▶

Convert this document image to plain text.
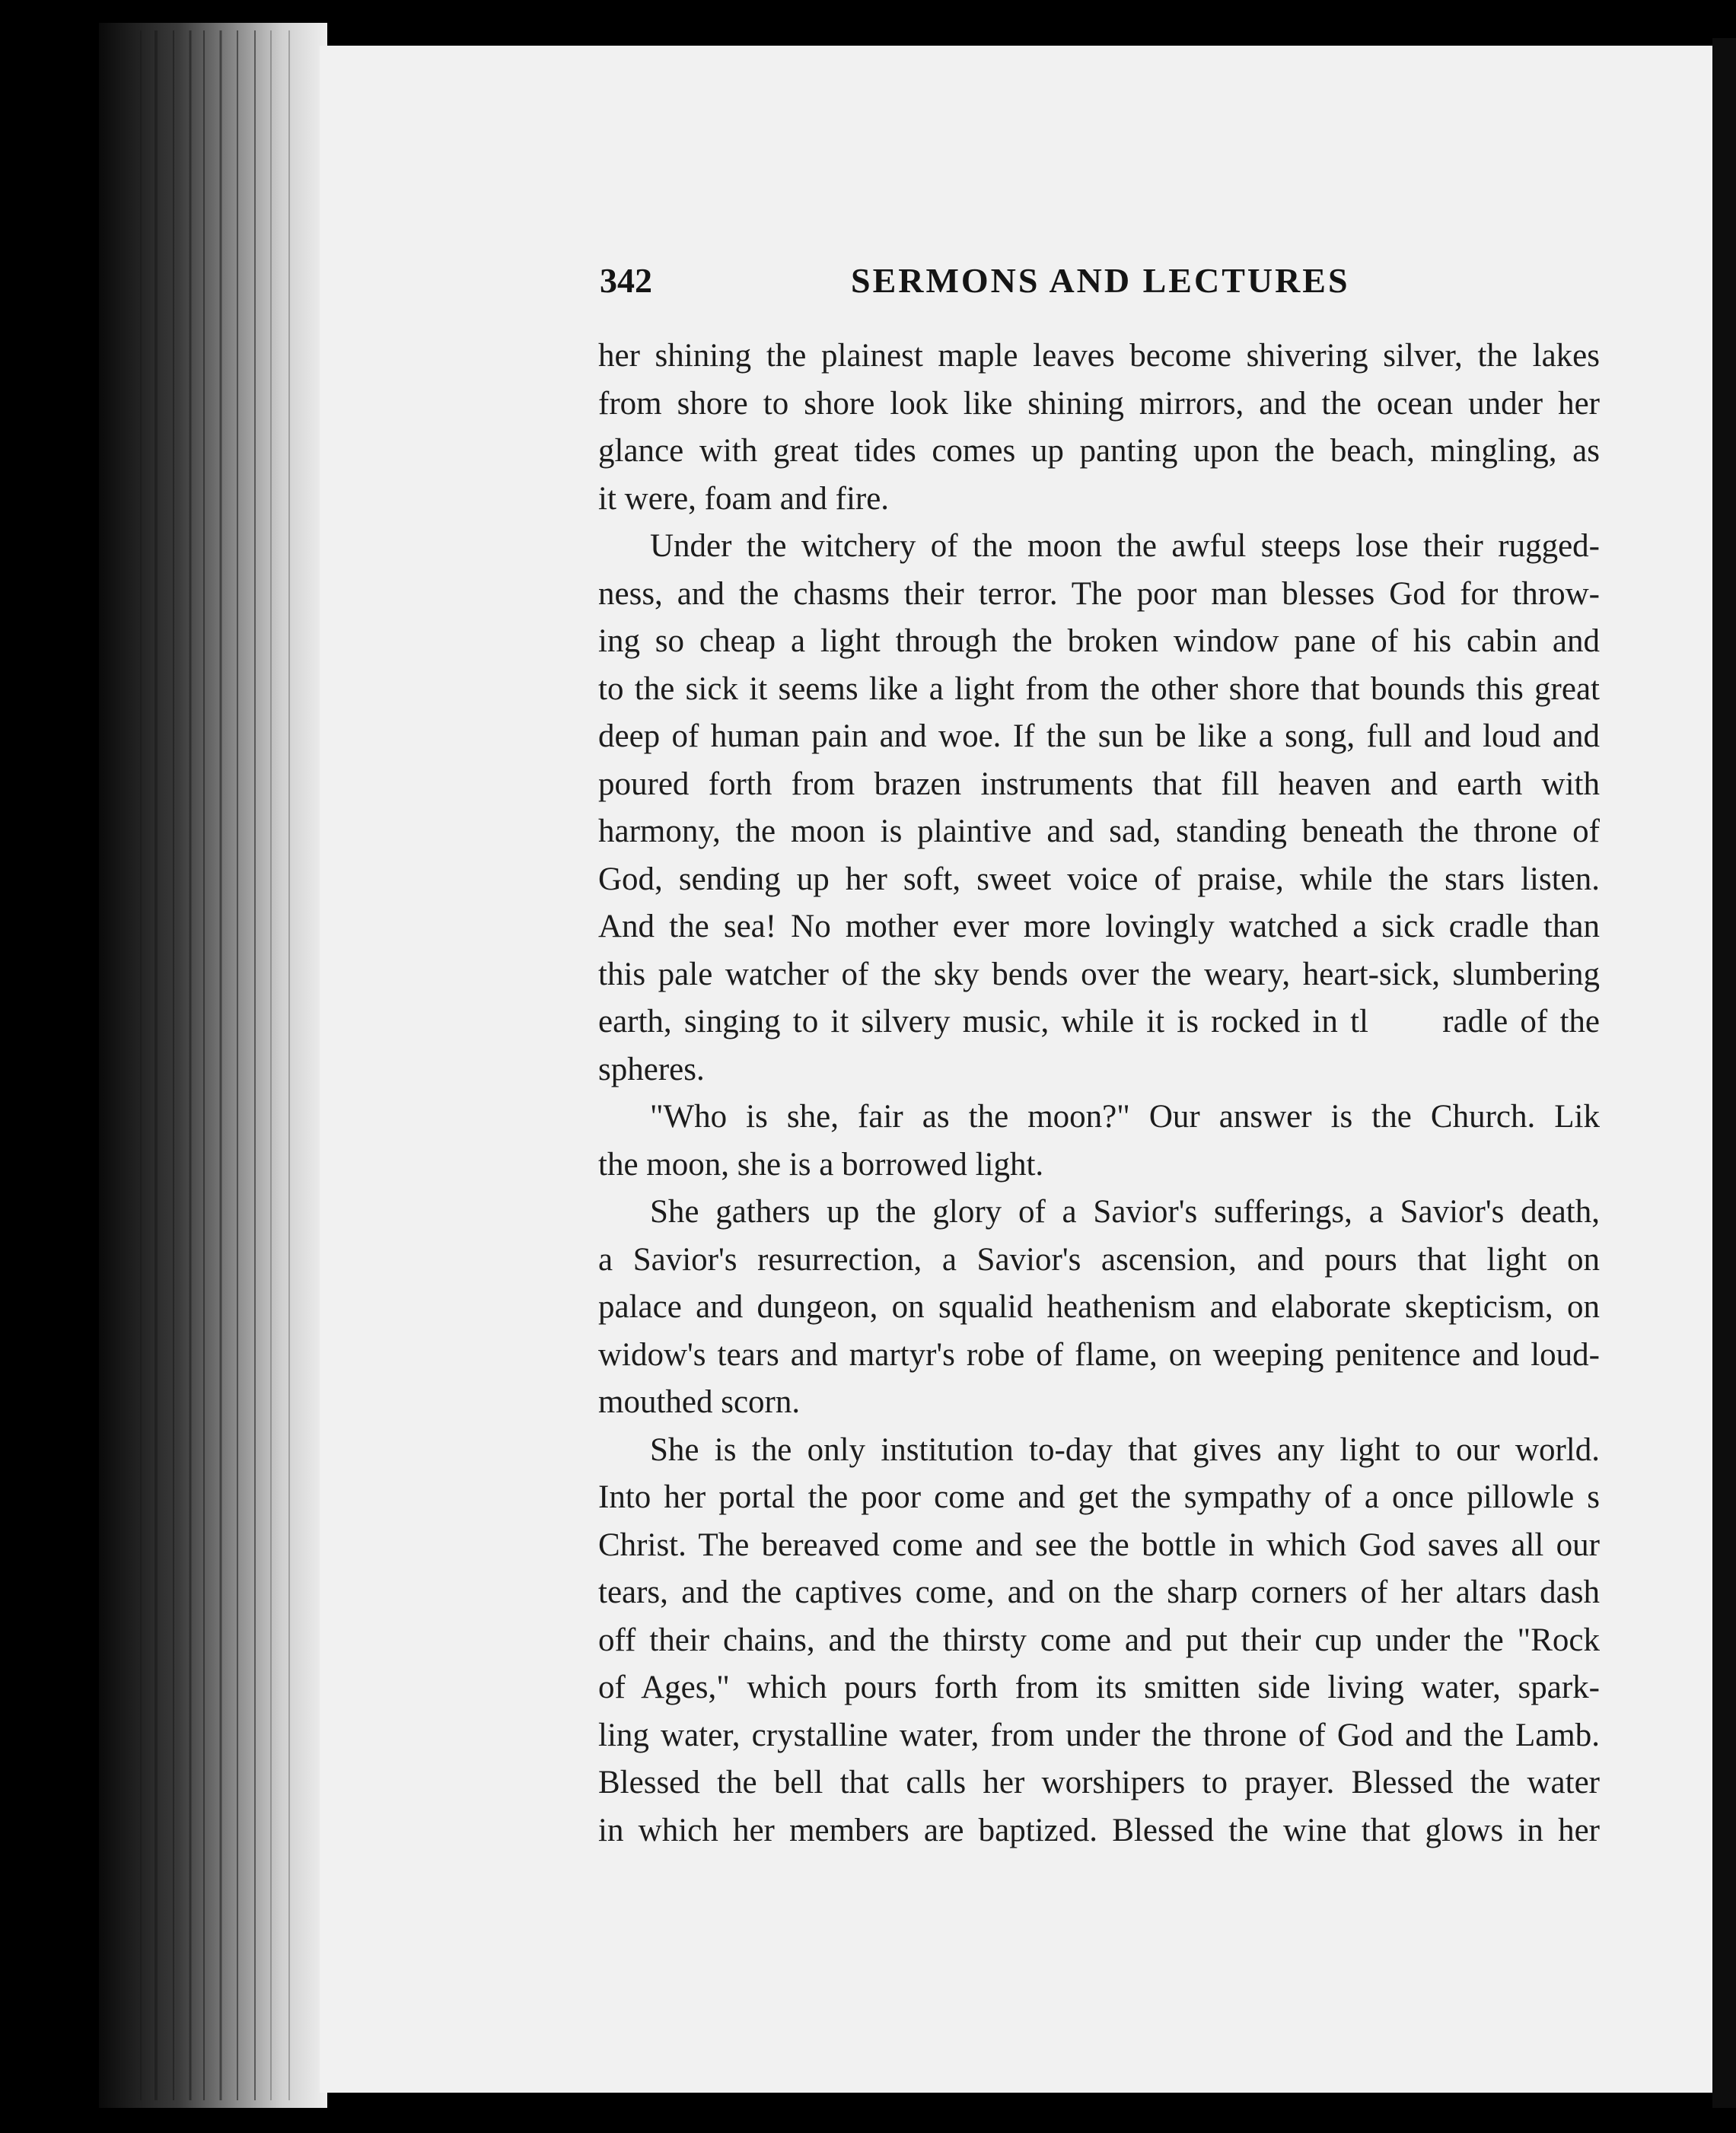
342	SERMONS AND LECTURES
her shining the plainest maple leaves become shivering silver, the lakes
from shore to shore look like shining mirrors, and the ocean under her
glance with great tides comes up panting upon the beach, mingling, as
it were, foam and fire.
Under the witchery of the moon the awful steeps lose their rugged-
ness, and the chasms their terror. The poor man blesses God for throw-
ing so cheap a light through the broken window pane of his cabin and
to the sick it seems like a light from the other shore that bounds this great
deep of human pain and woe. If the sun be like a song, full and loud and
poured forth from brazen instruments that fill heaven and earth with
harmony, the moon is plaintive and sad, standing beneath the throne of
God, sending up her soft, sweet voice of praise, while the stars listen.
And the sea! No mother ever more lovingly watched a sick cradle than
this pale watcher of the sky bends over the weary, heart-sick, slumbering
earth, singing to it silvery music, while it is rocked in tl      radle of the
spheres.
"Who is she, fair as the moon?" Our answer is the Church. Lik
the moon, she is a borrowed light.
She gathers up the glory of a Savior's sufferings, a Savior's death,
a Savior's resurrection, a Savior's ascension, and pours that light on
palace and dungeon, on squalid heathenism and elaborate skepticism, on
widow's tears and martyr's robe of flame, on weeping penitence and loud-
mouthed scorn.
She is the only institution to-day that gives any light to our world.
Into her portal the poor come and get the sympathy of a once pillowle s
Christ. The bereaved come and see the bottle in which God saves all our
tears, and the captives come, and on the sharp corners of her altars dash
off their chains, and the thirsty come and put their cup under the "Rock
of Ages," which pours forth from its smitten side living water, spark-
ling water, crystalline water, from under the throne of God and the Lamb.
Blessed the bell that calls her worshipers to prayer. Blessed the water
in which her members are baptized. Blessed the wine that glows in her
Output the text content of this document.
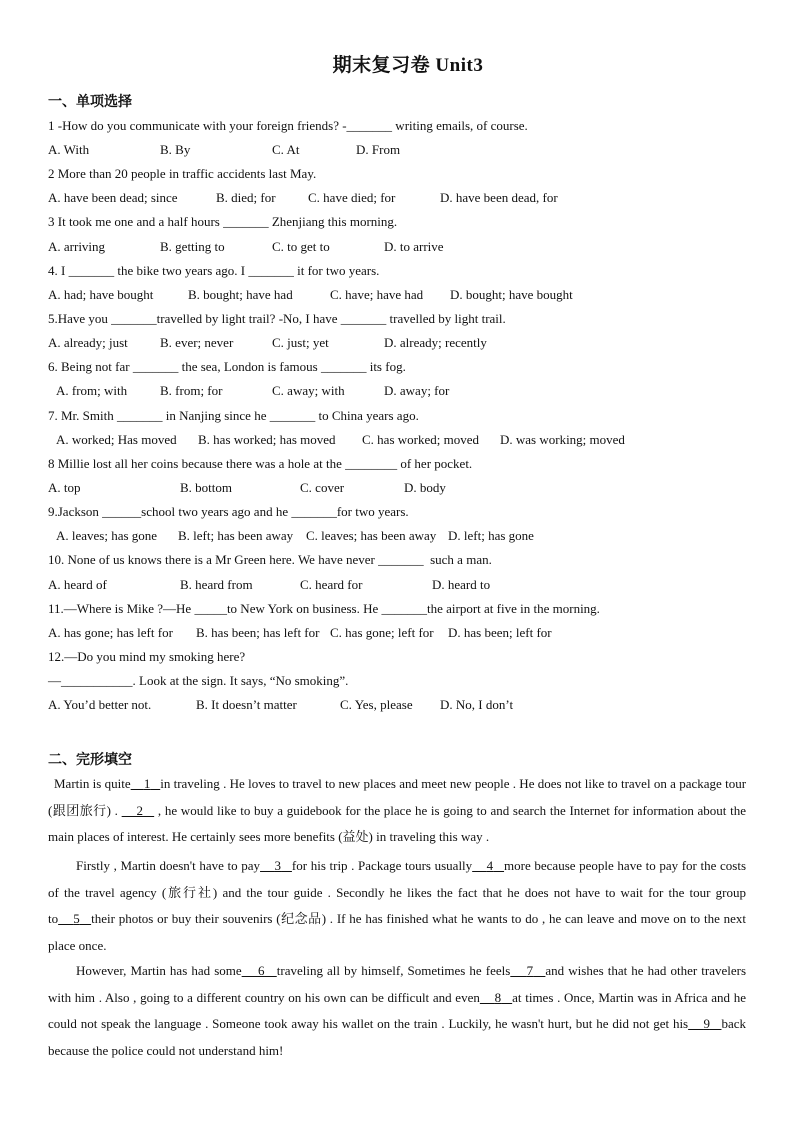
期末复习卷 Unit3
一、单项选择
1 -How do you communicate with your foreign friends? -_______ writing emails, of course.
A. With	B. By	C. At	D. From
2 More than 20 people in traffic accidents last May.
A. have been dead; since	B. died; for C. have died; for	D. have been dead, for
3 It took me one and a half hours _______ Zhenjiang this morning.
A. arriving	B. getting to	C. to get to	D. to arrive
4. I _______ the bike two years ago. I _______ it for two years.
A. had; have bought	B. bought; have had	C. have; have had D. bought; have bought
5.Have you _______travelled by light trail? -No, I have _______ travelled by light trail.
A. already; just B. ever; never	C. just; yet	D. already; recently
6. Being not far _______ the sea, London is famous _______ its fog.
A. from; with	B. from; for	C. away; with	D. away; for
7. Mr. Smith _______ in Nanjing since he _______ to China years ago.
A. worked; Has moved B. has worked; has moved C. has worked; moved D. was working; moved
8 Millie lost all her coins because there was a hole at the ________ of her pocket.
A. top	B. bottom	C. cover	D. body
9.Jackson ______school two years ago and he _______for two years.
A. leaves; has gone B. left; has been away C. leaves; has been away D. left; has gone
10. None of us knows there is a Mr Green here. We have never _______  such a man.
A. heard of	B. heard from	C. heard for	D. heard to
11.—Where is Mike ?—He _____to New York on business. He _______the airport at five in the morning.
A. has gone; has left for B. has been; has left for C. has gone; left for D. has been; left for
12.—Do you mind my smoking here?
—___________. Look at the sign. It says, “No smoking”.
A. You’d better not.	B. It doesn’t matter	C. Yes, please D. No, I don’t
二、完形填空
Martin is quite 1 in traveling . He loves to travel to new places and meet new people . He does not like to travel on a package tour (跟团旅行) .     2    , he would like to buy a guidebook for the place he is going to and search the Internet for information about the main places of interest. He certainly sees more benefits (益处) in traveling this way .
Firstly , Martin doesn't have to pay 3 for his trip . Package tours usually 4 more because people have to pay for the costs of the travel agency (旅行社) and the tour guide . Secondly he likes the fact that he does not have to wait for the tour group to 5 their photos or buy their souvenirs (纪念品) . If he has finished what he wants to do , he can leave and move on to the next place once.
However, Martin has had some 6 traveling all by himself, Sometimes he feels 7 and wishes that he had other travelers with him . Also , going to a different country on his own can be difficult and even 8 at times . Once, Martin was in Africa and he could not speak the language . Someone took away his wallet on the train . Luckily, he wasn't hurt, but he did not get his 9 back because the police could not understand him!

◀

== SHORT TASK ==
All preceding records should be duplicated verbatim, images excepted.

== WRITTEN SOLUTION ==
Convert this document image to plain text.
342	SERMONS AND LECTURES
her shining the plainest maple leaves become shivering silver, the lakes
from shore to shore look like shining mirrors, and the ocean under her
glance with great tides comes up panting upon the beach, mingling, as
it were, foam and fire.
Under the witchery of the moon the awful steeps lose their rugged-
ness, and the chasms their terror. The poor man blesses God for throw-
ing so cheap a light through the broken window pane of his cabin and
to the sick it seems like a light from the other shore that bounds this great
deep of human pain and woe. If the sun be like a song, full and loud and
poured forth from brazen instruments that fill heaven and earth with
harmony, the moon is plaintive and sad, standing beneath the throne of
God, sending up her soft, sweet voice of praise, while the stars listen.
And the sea! No mother ever more lovingly watched a sick cradle than
this pale watcher of the sky bends over the weary, heart-sick, slumbering
earth, singing to it silvery music, while it is rocked in tl      radle of the
spheres.
"Who is she, fair as the moon?" Our answer is the Church. Lik
the moon, she is a borrowed light.
She gathers up the glory of a Savior's sufferings, a Savior's death,
a Savior's resurrection, a Savior's ascension, and pours that light on
palace and dungeon, on squalid heathenism and elaborate skepticism, on
widow's tears and martyr's robe of flame, on weeping penitence and loud-
mouthed scorn.
She is the only institution to-day that gives any light to our world.
Into her portal the poor come and get the sympathy of a once pillowle s
Christ. The bereaved come and see the bottle in which God saves all our
tears, and the captives come, and on the sharp corners of her altars dash
off their chains, and the thirsty come and put their cup under the "Rock
of Ages," which pours forth from its smitten side living water, spark-
ling water, crystalline water, from under the throne of God and the Lamb.
Blessed the bell that calls her worshipers to prayer. Blessed the water
in which her members are baptized. Blessed the wine that glows in her
Output the text content of this document.
期末复习卷 Unit3
一、单项选择
1 -How do you communicate with your foreign friends? -_______ writing emails, of course.
A. With	B. By	C. At	D. From
2 More than 20 people in traffic accidents last May.
A. have been dead; since	B. died; for C. have died; for	D. have been dead, for
3 It took me one and a half hours _______ Zhenjiang this morning.
A. arriving	B. getting to	C. to get to	D. to arrive
4. I _______ the bike two years ago. I _______ it for two years.
A. had; have bought	B. bought; have had	C. have; have had D. bought; have bought
5.Have you _______travelled by light trail? -No, I have _______ travelled by light trail.
A. already; just B. ever; never	C. just; yet	D. already; recently
6. Being not far _______ the sea, London is famous _______ its fog.
A. from; with	B. from; for	C. away; with	D. away; for
7. Mr. Smith _______ in Nanjing since he _______ to China years ago.
A. worked; Has moved B. has worked; has moved C. has worked; moved D. was working; moved
8 Millie lost all her coins because there was a hole at the ________ of her pocket.
A. top	B. bottom	C. cover	D. body
9.Jackson ______school two years ago and he _______for two years.
A. leaves; has gone B. left; has been away C. leaves; has been away D. left; has gone
10. None of us knows there is a Mr Green here. We have never _______  such a man.
A. heard of	B. heard from	C. heard for	D. heard to
11.—Where is Mike ?—He _____to New York on business. He _______the airport at five in the morning.
A. has gone; has left for B. has been; has left for C. has gone; left for D. has been; left for
12.—Do you mind my smoking here?
—___________. Look at the sign. It says, “No smoking”.
A. You’d better not.	B. It doesn’t matter	C. Yes, please D. No, I don’t
二、完形填空
Martin is quite 1 in traveling . He loves to travel to new places and meet new people . He does not like to travel on a package tour (跟团旅行) .     2    , he would like to buy a guidebook for the place he is going to and search the Internet for information about the main places of interest. He certainly sees more benefits (益处) in traveling this way .
Firstly , Martin doesn't have to pay 3 for his trip . Package tours usually 4 more because people have to pay for the costs of the travel agency (旅行社) and the tour guide . Secondly he likes the fact that he does not have to wait for the tour group to 5 their photos or buy their souvenirs (纪念品) . If he has finished what he wants to do , he can leave and move on to the next place once.
However, Martin has had some 6 traveling all by himself, Sometimes he feels 7 and wishes that he had other travelers with him . Also , going to a different country on his own can be difficult and even 8 at times . Once, Martin was in Africa and he could not speak the language . Someone took away his wallet on the train . Luckily, he wasn't hurt, but he did not get his 9 back because the police could not understand him!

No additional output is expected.